(What you have to do) All of the lines below are to be transcribed faithfully, with pictures excluded from the copy.
▬▬▬▬▬▬▬▬▬▬
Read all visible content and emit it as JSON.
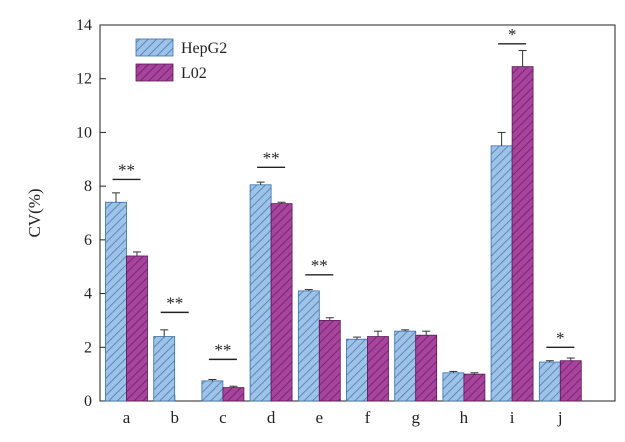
{
  "chart_data": {
    "type": "bar",
    "title": "",
    "xlabel": "",
    "ylabel": "CV(%)",
    "ylim": [
      0,
      14
    ],
    "yticks": [
      0,
      2,
      4,
      6,
      8,
      10,
      12,
      14
    ],
    "categories": [
      "a",
      "b",
      "c",
      "d",
      "e",
      "f",
      "g",
      "h",
      "i",
      "j"
    ],
    "series": [
      {
        "name": "HepG2",
        "color": "#9dc3e8",
        "hatch": "#4a78b0",
        "values": [
          7.4,
          2.4,
          0.75,
          8.05,
          4.1,
          2.3,
          2.6,
          1.05,
          9.5,
          1.45
        ],
        "errors": [
          0.35,
          0.25,
          0.05,
          0.1,
          0.05,
          0.08,
          0.05,
          0.05,
          0.5,
          0.05
        ]
      },
      {
        "name": "L02",
        "color": "#a8449e",
        "hatch": "#6a1f62",
        "values": [
          5.4,
          null,
          0.5,
          7.35,
          3.0,
          2.4,
          2.45,
          1.0,
          12.45,
          1.5
        ],
        "errors": [
          0.15,
          null,
          0.05,
          0.05,
          0.1,
          0.2,
          0.15,
          0.05,
          0.6,
          0.1
        ]
      }
    ],
    "annotations": [
      {
        "category": "a",
        "label": "**",
        "level": 8.25
      },
      {
        "category": "b",
        "label": "**",
        "level": 3.3
      },
      {
        "category": "c",
        "label": "**",
        "level": 1.55
      },
      {
        "category": "d",
        "label": "**",
        "level": 8.7
      },
      {
        "category": "e",
        "label": "**",
        "level": 4.7
      },
      {
        "category": "i",
        "label": "*",
        "level": 13.3
      },
      {
        "category": "j",
        "label": "*",
        "level": 2.0
      }
    ],
    "legend_position": "top-left"
  }
}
▬▬▬▬▬▬▬▬▬▬
(Response)
Read all visible content and emit it as JSON.
{
  "chart_data": {
    "type": "bar",
    "title": "",
    "xlabel": "",
    "ylabel": "CV(%)",
    "ylim": [
      0,
      14
    ],
    "yticks": [
      0,
      2,
      4,
      6,
      8,
      10,
      12,
      14
    ],
    "categories": [
      "a",
      "b",
      "c",
      "d",
      "e",
      "f",
      "g",
      "h",
      "i",
      "j"
    ],
    "series": [
      {
        "name": "HepG2",
        "color": "#9dc3e8",
        "hatch": "#4a78b0",
        "values": [
          7.4,
          2.4,
          0.75,
          8.05,
          4.1,
          2.3,
          2.6,
          1.05,
          9.5,
          1.45
        ],
        "errors": [
          0.35,
          0.25,
          0.05,
          0.1,
          0.05,
          0.08,
          0.05,
          0.05,
          0.5,
          0.05
        ]
      },
      {
        "name": "L02",
        "color": "#a8449e",
        "hatch": "#6a1f62",
        "values": [
          5.4,
          null,
          0.5,
          7.35,
          3.0,
          2.4,
          2.45,
          1.0,
          12.45,
          1.5
        ],
        "errors": [
          0.15,
          null,
          0.05,
          0.05,
          0.1,
          0.2,
          0.15,
          0.05,
          0.6,
          0.1
        ]
      }
    ],
    "annotations": [
      {
        "category": "a",
        "label": "**",
        "level": 8.25
      },
      {
        "category": "b",
        "label": "**",
        "level": 3.3
      },
      {
        "category": "c",
        "label": "**",
        "level": 1.55
      },
      {
        "category": "d",
        "label": "**",
        "level": 8.7
      },
      {
        "category": "e",
        "label": "**",
        "level": 4.7
      },
      {
        "category": "i",
        "label": "*",
        "level": 13.3
      },
      {
        "category": "j",
        "label": "*",
        "level": 2.0
      }
    ],
    "legend_position": "top-left"
  }
}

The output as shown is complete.